Listed records:
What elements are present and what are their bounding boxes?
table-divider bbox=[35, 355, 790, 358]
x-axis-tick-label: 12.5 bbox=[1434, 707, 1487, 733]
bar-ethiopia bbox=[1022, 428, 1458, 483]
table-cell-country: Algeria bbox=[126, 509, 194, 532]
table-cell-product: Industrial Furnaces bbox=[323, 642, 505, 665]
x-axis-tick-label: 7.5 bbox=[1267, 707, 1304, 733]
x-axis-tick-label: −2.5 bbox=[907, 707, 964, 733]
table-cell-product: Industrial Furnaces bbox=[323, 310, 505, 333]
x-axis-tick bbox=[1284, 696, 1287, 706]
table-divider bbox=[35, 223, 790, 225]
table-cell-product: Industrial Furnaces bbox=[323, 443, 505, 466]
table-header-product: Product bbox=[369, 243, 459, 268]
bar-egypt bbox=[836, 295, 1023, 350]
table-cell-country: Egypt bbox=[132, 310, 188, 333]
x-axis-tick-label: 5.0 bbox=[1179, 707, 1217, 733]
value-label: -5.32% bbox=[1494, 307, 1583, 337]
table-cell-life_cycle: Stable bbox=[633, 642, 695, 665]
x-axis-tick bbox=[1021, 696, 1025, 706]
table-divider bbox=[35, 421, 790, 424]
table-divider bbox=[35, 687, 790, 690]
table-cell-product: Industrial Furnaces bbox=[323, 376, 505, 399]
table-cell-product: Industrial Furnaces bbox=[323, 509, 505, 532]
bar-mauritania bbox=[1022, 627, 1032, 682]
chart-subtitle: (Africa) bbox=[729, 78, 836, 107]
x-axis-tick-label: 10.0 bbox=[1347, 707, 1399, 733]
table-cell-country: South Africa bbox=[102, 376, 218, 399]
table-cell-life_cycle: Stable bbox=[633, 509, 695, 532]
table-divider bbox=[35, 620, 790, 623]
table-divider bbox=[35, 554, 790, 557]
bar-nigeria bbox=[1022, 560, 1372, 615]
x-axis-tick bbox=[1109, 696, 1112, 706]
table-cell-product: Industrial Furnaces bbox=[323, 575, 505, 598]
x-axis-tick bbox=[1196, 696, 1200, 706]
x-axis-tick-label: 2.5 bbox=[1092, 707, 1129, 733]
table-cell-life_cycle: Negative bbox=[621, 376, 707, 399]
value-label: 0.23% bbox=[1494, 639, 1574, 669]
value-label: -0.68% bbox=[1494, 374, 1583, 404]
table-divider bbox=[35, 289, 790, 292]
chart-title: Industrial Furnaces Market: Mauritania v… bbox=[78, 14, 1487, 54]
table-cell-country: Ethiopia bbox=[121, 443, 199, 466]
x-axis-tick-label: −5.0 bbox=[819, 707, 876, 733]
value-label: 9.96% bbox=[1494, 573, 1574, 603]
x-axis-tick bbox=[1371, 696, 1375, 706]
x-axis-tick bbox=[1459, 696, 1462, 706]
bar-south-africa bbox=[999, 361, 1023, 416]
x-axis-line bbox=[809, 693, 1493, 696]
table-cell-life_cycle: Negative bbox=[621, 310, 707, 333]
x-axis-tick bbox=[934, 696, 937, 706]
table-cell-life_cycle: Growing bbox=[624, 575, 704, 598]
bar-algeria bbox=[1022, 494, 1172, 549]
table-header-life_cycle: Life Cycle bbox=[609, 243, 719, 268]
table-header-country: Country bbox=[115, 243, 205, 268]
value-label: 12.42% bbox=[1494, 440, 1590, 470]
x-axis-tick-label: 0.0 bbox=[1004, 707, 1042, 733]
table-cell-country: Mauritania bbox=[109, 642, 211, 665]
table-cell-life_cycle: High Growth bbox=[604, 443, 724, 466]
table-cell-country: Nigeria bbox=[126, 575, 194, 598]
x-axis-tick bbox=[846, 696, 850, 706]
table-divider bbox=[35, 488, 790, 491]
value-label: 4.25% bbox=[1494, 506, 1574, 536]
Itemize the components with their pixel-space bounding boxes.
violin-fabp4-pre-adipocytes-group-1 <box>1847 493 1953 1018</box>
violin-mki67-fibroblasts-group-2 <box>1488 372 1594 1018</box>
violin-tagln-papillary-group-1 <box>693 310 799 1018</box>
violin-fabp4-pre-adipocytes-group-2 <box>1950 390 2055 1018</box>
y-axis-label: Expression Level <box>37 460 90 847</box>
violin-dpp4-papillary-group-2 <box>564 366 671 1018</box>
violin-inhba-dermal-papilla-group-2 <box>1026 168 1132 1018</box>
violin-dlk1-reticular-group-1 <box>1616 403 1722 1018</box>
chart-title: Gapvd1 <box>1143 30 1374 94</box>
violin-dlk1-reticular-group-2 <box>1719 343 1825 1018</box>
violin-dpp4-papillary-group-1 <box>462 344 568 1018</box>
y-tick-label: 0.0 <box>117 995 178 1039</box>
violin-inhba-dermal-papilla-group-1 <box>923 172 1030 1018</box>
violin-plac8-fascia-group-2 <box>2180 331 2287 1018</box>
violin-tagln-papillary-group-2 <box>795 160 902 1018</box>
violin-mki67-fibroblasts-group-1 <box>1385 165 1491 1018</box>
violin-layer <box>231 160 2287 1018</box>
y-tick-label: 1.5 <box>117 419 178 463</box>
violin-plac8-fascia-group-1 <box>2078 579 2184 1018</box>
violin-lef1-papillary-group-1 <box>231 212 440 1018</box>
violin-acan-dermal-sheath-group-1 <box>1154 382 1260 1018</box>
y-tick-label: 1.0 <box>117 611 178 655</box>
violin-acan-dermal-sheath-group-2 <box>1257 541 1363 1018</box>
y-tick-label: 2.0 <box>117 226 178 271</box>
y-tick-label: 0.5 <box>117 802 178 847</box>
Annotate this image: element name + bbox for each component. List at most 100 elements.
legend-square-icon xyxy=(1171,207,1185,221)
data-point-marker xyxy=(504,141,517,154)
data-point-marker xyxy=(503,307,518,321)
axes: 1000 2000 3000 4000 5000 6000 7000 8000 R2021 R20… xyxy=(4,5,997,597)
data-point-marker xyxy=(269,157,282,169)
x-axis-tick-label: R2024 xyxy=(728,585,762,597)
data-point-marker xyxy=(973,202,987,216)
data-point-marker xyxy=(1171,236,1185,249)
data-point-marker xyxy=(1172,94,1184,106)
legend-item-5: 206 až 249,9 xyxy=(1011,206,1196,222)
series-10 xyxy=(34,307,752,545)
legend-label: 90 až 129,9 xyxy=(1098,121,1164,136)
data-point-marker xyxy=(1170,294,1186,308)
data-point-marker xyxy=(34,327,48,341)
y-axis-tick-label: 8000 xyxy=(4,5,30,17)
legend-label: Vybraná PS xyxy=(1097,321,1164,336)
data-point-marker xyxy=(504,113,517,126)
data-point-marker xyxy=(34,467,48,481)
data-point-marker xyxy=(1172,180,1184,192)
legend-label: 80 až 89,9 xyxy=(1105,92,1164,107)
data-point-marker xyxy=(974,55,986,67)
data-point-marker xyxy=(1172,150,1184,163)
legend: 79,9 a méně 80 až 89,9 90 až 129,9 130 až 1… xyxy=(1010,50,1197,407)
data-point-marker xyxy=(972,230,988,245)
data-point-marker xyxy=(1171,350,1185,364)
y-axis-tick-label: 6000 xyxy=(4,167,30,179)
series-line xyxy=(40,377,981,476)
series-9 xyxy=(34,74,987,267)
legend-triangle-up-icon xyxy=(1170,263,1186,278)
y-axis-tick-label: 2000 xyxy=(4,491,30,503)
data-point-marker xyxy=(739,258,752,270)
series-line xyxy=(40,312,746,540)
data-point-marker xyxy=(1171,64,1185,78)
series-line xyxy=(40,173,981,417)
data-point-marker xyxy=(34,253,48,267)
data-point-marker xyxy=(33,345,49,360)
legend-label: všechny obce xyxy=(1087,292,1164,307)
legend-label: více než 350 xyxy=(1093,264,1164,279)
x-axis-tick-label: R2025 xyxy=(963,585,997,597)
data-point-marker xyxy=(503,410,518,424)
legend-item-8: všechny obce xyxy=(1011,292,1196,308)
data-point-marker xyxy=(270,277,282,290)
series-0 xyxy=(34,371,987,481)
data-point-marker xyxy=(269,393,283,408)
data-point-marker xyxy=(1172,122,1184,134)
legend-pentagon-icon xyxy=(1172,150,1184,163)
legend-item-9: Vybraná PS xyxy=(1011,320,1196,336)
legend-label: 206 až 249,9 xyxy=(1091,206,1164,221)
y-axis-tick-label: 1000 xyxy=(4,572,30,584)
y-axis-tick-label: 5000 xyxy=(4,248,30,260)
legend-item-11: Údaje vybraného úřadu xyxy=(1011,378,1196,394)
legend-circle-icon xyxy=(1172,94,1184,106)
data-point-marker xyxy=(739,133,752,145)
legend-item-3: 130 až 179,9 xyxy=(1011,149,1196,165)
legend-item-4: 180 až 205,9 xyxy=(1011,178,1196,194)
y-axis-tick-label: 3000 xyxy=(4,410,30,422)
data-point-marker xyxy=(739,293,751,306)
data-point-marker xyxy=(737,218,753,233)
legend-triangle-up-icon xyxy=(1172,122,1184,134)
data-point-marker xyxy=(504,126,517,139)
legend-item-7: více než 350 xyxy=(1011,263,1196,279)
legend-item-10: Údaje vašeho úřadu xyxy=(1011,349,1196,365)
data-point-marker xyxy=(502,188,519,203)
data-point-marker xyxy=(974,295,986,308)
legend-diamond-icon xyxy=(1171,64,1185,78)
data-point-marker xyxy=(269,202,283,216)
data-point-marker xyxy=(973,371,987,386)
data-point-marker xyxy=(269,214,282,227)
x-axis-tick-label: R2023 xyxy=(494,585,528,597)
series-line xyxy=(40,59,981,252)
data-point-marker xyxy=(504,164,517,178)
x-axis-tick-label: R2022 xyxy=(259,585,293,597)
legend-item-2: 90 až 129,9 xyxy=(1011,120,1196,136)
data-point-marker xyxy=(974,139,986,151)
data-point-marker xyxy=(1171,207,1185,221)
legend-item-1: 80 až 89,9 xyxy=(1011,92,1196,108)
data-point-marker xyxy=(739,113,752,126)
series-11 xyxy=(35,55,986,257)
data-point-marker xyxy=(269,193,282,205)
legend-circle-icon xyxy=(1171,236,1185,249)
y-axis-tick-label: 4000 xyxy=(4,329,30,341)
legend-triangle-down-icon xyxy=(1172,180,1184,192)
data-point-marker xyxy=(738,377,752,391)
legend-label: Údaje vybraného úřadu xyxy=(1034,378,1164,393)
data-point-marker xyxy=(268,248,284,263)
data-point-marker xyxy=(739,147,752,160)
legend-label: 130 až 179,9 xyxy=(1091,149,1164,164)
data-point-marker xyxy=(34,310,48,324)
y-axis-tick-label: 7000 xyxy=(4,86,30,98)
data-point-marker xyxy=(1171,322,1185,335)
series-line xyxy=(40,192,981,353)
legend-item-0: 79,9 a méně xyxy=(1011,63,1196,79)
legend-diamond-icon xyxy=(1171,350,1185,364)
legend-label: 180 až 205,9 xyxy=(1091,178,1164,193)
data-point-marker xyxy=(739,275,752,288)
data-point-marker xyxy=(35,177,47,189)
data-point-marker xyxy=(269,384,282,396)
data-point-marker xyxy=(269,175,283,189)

Exercise requirements:
Give every line from the start of the listing through the line holding "x-axis-tick bbox=[1196, 696, 1200, 706]", inclusive, as a JSON list of strings with one string per line and blank lines left out.

The completed task:
[
  "What elements are present and what are their bounding boxes?",
  "table-divider bbox=[35, 355, 790, 358]",
  "x-axis-tick-label: 12.5 bbox=[1434, 707, 1487, 733]",
  "bar-ethiopia bbox=[1022, 428, 1458, 483]",
  "table-cell-country: Algeria bbox=[126, 509, 194, 532]",
  "table-cell-product: Industrial Furnaces bbox=[323, 642, 505, 665]",
  "x-axis-tick-label: 7.5 bbox=[1267, 707, 1304, 733]",
  "x-axis-tick-label: −2.5 bbox=[907, 707, 964, 733]",
  "table-cell-product: Industrial Furnaces bbox=[323, 310, 505, 333]",
  "x-axis-tick bbox=[1284, 696, 1287, 706]",
  "table-divider bbox=[35, 223, 790, 225]",
  "table-cell-product: Industrial Furnaces bbox=[323, 443, 505, 466]",
  "table-header-product: Product bbox=[369, 243, 459, 268]",
  "bar-egypt bbox=[836, 295, 1023, 350]",
  "table-cell-country: Egypt bbox=[132, 310, 188, 333]",
  "x-axis-tick-label: 5.0 bbox=[1179, 707, 1217, 733]",
  "value-label: -5.32% bbox=[1494, 307, 1583, 337]",
  "table-cell-life_cycle: Stable bbox=[633, 642, 695, 665]",
  "x-axis-tick bbox=[1021, 696, 1025, 706]",
  "table-divider bbox=[35, 421, 790, 424]",
  "table-divider bbox=[35, 687, 790, 690]",
  "table-cell-product: Industrial Furnaces bbox=[323, 376, 505, 399]",
  "table-cell-product: Industrial Furnaces bbox=[323, 509, 505, 532]",
  "bar-mauritania bbox=[1022, 627, 1032, 682]",
  "chart-subtitle: (Africa) bbox=[729, 78, 836, 107]",
  "x-axis-tick-label: 10.0 bbox=[1347, 707, 1399, 733]",
  "table-cell-country: South Africa bbox=[102, 376, 218, 399]",
  "table-cell-life_cycle: Stable bbox=[633, 509, 695, 532]",
  "table-divider bbox=[35, 620, 790, 623]",
  "table-divider bbox=[35, 554, 790, 557]",
  "bar-nigeria bbox=[1022, 560, 1372, 615]",
  "x-axis-tick bbox=[1109, 696, 1112, 706]",
  "table-cell-product: Industrial Furnaces bbox=[323, 575, 505, 598]",
  "x-axis-tick bbox=[1196, 696, 1200, 706]"
]